→ TO DO
Copy the full set of lines exactly as given.

→ SUPPLIED DATA
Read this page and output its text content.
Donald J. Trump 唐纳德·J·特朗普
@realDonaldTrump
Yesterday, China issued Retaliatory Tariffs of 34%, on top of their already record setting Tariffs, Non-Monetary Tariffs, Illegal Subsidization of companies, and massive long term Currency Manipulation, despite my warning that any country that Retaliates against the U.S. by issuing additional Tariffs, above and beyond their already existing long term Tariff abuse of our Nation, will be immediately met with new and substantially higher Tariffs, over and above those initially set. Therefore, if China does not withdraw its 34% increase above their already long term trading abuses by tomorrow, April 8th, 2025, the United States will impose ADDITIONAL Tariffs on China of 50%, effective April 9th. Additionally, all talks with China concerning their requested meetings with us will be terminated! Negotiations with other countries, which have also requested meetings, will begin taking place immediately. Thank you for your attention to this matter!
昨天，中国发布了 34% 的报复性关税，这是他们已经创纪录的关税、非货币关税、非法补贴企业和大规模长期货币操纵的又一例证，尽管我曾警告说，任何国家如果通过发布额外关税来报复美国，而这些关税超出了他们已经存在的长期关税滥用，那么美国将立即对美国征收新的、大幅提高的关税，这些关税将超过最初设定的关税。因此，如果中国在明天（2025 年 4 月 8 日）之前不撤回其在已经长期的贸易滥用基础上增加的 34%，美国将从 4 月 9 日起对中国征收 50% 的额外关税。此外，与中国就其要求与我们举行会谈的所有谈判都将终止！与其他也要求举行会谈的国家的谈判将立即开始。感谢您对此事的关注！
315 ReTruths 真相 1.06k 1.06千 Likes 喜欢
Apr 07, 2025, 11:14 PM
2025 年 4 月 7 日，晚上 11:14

→ ANSWER TO THE PROBLEM
Read this page and output its text content.
Donald J. Trump 唐纳德·J·特朗普
@realDonaldTrump
Yesterday, China issued Retaliatory Tariffs of 34%, on top of their already record setting Tariffs, Non-Monetary Tariffs, Illegal Subsidization of companies, and massive long term Currency Manipulation, despite my warning that any country that Retaliates against the U.S. by issuing additional Tariffs, above and beyond their already existing long term Tariff abuse of our Nation, will be immediately met with new and substantially higher Tariffs, over and above those initially set. Therefore, if China does not withdraw its 34% increase above their already long term trading abuses by tomorrow, April 8th, 2025, the United States will impose ADDITIONAL Tariffs on China of 50%, effective April 9th. Additionally, all talks with China concerning their requested meetings with us will be terminated! Negotiations with other countries, which have also requested meetings, will begin taking place immediately. Thank you for your attention to this matter!
昨天，中国发布了 34% 的报复性关税，这是他们已经创纪录的关税、非货币关税、非法补贴企业和大规模长期货币操纵的又一例证，尽管我曾警告说，任何国家如果通过发布额外关税来报复美国，而这些关税超出了他们已经存在的长期关税滥用，那么美国将立即对美国征收新的、大幅提高的关税，这些关税将超过最初设定的关税。因此，如果中国在明天（2025 年 4 月 8 日）之前不撤回其在已经长期的贸易滥用基础上增加的 34%，美国将从 4 月 9 日起对中国征收 50% 的额外关税。此外，与中国就其要求与我们举行会谈的所有谈判都将终止！与其他也要求举行会谈的国家的谈判将立即开始。感谢您对此事的关注！
315 ReTruths 真相 1.06k 1.06千 Likes 喜欢
Apr 07, 2025, 11:14 PM
2025 年 4 月 7 日，晚上 11:14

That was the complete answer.